> _Exercise objective_
Of all the lines in the data below, how many contain "halvår"? Report that number alone.

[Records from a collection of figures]
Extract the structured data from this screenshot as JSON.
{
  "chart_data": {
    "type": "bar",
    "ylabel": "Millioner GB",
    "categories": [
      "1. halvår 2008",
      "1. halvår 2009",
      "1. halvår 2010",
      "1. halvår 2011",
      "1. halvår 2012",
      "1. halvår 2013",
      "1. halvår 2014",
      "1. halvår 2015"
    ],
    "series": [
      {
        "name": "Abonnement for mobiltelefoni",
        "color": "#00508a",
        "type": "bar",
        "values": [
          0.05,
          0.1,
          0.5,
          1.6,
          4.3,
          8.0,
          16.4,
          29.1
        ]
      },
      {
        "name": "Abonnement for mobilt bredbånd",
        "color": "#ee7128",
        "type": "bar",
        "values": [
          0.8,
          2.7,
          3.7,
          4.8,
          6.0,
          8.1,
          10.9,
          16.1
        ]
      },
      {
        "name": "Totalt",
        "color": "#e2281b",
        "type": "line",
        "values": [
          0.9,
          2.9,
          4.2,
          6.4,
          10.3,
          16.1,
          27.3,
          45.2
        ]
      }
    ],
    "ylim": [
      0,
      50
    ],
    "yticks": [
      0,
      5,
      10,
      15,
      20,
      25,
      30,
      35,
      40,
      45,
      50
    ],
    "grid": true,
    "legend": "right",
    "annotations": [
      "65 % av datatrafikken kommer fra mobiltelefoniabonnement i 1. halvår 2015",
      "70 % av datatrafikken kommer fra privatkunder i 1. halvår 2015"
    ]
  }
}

> _Exercise response_
10